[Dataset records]
+ + + +
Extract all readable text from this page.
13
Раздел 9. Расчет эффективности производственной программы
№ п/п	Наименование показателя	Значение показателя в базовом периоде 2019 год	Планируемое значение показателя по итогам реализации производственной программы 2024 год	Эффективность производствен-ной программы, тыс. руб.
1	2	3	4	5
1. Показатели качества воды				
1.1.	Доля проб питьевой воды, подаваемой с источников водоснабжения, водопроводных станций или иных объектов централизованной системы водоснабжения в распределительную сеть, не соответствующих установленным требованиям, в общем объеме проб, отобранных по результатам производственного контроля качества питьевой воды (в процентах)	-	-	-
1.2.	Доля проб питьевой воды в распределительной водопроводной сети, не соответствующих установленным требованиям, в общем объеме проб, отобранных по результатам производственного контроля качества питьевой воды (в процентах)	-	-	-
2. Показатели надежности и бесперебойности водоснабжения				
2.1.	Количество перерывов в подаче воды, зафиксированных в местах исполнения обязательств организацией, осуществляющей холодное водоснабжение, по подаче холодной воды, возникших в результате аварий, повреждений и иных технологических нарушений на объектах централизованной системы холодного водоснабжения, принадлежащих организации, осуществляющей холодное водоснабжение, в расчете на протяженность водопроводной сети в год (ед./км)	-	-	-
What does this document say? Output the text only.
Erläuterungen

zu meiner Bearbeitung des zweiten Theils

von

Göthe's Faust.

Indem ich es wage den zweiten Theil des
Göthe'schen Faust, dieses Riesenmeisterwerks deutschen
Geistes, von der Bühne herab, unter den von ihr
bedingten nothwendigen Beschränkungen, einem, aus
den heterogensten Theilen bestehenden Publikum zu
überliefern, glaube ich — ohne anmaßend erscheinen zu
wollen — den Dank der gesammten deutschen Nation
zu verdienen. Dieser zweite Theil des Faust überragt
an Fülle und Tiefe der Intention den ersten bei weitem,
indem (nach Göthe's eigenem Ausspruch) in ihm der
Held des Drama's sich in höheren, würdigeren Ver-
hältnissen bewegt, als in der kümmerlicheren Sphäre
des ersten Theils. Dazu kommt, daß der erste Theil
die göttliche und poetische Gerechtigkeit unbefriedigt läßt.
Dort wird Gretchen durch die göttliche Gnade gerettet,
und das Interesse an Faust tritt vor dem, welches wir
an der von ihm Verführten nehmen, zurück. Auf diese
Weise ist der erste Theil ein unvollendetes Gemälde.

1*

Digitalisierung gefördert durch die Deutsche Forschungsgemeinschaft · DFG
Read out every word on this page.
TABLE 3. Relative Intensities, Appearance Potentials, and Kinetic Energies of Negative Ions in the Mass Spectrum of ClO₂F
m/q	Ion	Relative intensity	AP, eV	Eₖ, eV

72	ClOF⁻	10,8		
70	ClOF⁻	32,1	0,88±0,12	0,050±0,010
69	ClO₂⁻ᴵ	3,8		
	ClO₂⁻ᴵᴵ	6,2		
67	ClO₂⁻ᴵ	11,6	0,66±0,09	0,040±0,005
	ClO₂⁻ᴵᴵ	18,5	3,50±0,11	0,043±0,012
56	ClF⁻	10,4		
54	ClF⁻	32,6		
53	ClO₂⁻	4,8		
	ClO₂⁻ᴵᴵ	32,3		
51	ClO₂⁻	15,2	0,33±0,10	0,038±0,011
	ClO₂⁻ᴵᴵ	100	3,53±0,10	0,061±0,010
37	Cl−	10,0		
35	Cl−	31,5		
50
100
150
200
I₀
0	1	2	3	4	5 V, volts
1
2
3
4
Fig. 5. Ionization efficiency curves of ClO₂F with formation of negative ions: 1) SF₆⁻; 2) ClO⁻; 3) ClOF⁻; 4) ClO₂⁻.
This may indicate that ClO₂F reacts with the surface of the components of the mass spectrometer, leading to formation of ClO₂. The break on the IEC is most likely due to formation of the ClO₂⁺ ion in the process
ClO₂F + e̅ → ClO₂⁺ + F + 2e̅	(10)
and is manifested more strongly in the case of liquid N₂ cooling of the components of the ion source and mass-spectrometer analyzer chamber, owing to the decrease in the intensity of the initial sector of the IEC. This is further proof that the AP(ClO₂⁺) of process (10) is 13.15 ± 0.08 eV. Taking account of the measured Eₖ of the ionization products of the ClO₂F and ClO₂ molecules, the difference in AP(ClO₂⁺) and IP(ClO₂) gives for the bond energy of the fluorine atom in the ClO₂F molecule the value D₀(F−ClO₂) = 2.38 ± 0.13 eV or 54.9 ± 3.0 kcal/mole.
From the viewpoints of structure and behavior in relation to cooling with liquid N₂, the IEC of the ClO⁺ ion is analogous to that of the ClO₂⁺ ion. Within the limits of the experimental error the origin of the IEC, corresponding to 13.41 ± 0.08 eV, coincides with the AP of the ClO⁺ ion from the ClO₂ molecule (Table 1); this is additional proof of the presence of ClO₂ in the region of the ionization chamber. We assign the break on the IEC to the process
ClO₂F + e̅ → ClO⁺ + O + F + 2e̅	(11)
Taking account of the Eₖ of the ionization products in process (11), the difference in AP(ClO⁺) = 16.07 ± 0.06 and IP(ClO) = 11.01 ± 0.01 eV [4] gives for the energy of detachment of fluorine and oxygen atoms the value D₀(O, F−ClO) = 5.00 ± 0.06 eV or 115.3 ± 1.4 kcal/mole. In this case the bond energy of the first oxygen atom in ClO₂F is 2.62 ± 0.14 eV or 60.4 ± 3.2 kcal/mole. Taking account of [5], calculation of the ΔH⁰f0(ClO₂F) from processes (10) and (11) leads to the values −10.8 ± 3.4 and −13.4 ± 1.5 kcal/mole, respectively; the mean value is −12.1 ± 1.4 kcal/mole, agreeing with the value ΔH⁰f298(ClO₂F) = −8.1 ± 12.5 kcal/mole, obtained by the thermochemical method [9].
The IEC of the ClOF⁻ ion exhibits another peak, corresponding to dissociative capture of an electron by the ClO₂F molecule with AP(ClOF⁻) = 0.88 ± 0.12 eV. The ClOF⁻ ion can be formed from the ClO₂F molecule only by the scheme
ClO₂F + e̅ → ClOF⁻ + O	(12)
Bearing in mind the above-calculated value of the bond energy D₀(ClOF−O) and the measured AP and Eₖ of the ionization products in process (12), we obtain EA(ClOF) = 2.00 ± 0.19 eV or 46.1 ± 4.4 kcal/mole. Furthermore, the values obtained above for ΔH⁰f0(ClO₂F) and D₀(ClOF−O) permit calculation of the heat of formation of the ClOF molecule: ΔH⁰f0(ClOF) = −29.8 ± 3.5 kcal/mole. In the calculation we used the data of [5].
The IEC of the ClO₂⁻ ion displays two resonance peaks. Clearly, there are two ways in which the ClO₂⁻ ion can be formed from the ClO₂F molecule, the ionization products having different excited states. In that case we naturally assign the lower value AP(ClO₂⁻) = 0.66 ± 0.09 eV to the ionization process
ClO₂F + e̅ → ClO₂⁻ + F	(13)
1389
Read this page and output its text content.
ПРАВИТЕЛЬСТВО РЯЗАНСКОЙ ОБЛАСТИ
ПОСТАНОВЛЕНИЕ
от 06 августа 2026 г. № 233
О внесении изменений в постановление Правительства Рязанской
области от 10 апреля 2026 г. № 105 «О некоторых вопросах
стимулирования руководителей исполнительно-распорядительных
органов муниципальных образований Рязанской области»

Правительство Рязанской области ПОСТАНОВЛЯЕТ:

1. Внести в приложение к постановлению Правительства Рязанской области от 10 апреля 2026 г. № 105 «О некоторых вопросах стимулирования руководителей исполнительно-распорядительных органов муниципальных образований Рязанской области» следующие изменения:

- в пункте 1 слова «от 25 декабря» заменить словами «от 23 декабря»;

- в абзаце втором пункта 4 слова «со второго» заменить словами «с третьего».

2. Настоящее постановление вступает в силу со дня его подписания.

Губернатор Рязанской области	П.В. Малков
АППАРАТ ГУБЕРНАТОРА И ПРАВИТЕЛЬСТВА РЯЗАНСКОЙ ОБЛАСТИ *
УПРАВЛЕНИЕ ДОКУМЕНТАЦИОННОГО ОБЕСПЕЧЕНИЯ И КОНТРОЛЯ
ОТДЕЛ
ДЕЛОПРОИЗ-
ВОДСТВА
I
+ + + +
**Aim**
Of the lines in the data, how many hold the string "deutschen"? State the number, nothing else.

**Final answer**
2